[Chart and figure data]
======
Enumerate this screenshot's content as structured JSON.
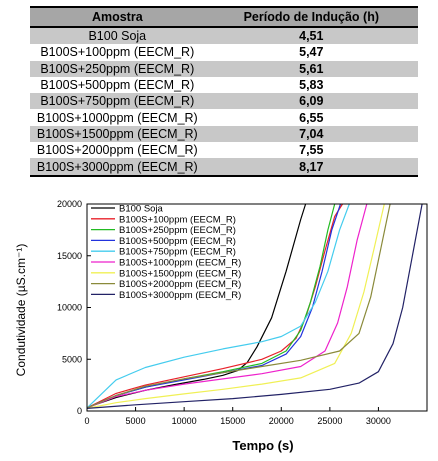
{
  "table": {
    "headers": [
      "Amostra",
      "Período de Indução (h)"
    ],
    "rows": [
      {
        "sample": "B100 Soja",
        "value": "4,51"
      },
      {
        "sample": "B100S+100ppm (EECM_R)",
        "value": "5,47"
      },
      {
        "sample": "B100S+250ppm (EECM_R)",
        "value": "5,61"
      },
      {
        "sample": "B100S+500ppm (EECM_R)",
        "value": "5,83"
      },
      {
        "sample": "B100S+750ppm (EECM_R)",
        "value": "6,09"
      },
      {
        "sample": "B100S+1000ppm (EECM_R)",
        "value": "6,55"
      },
      {
        "sample": "B100S+1500ppm (EECM_R)",
        "value": "7,04"
      },
      {
        "sample": "B100S+2000ppm (EECM_R)",
        "value": "7,55"
      },
      {
        "sample": "B100S+3000ppm (EECM_R)",
        "value": "8,17"
      }
    ]
  },
  "chart_data": {
    "type": "line",
    "title": "",
    "xlabel": "Tempo (s)",
    "ylabel": "Condutividade (µS.cm⁻¹)",
    "xlim": [
      0,
      35000
    ],
    "ylim": [
      0,
      20000
    ],
    "xticks": [
      0,
      5000,
      10000,
      15000,
      20000,
      25000,
      30000
    ],
    "yticks": [
      0,
      5000,
      10000,
      15000,
      20000
    ],
    "grid": false,
    "legend_position": "top-left",
    "series": [
      {
        "name": "B100 Soja",
        "color": "#000000",
        "x": [
          0,
          3000,
          6000,
          9000,
          12000,
          14000,
          15500,
          16500,
          17500,
          19000,
          20500,
          22000,
          22500
        ],
        "y": [
          350,
          1300,
          2000,
          2550,
          3050,
          3450,
          3900,
          4700,
          6200,
          9000,
          13500,
          18500,
          20000
        ]
      },
      {
        "name": "B100S+100ppm (EECM_R)",
        "color": "#e8212a",
        "x": [
          0,
          3000,
          6000,
          10000,
          14000,
          18000,
          20000,
          21500,
          22500,
          23500,
          24500,
          25500,
          26300
        ],
        "y": [
          300,
          1700,
          2500,
          3300,
          4100,
          5000,
          5800,
          7000,
          9000,
          12000,
          15500,
          18800,
          20000
        ]
      },
      {
        "name": "B100S+250ppm (EECM_R)",
        "color": "#22bb22",
        "x": [
          0,
          3000,
          6000,
          10000,
          14000,
          18000,
          20500,
          22000,
          23000,
          24000,
          24800,
          25500
        ],
        "y": [
          300,
          1500,
          2300,
          3100,
          3800,
          4600,
          5800,
          7800,
          10500,
          14000,
          17500,
          20000
        ]
      },
      {
        "name": "B100S+500ppm (EECM_R)",
        "color": "#2233dd",
        "x": [
          0,
          3000,
          6000,
          10000,
          14000,
          18000,
          20500,
          22000,
          23200,
          24200,
          25200,
          26100
        ],
        "y": [
          300,
          1500,
          2300,
          3000,
          3700,
          4400,
          5500,
          7200,
          10000,
          13500,
          17500,
          20000
        ]
      },
      {
        "name": "B100S+750ppm (EECM_R)",
        "color": "#44ccee",
        "x": [
          0,
          3000,
          6000,
          10000,
          14000,
          18000,
          20000,
          22000,
          23500,
          24800,
          26000,
          27000
        ],
        "y": [
          300,
          3000,
          4200,
          5200,
          6000,
          6700,
          7200,
          8200,
          10500,
          13500,
          17500,
          20000
        ]
      },
      {
        "name": "B100S+1000ppm (EECM_R)",
        "color": "#ee22cc",
        "x": [
          0,
          3000,
          6000,
          10000,
          14000,
          18000,
          22000,
          24500,
          25800,
          26800,
          27800,
          28800
        ],
        "y": [
          300,
          1400,
          2000,
          2600,
          3100,
          3600,
          4300,
          5800,
          8500,
          12000,
          16500,
          20000
        ]
      },
      {
        "name": "B100S+1500ppm (EECM_R)",
        "color": "#f0f055",
        "x": [
          0,
          3000,
          6000,
          10000,
          14000,
          18000,
          22000,
          25500,
          27200,
          28500,
          29500,
          30600
        ],
        "y": [
          250,
          800,
          1200,
          1650,
          2100,
          2600,
          3200,
          4600,
          7500,
          11500,
          15500,
          20000
        ]
      },
      {
        "name": "B100S+2000ppm (EECM_R)",
        "color": "#8a8a3a",
        "x": [
          0,
          3000,
          6000,
          10000,
          14000,
          18000,
          22000,
          26000,
          28000,
          29200,
          30200,
          31200
        ],
        "y": [
          300,
          1500,
          2400,
          3100,
          3700,
          4300,
          4900,
          5800,
          7500,
          11000,
          15500,
          20000
        ]
      },
      {
        "name": "B100S+3000ppm (EECM_R)",
        "color": "#222266",
        "x": [
          0,
          5000,
          10000,
          15000,
          20000,
          25000,
          28000,
          30000,
          31500,
          32500,
          33500,
          34500
        ],
        "y": [
          250,
          600,
          900,
          1200,
          1600,
          2100,
          2700,
          3800,
          6500,
          10000,
          15000,
          20000
        ]
      }
    ]
  }
}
======
What the exercise asks: Report how many lines in these entries contain "value". Answer with the number only.

Result below: 9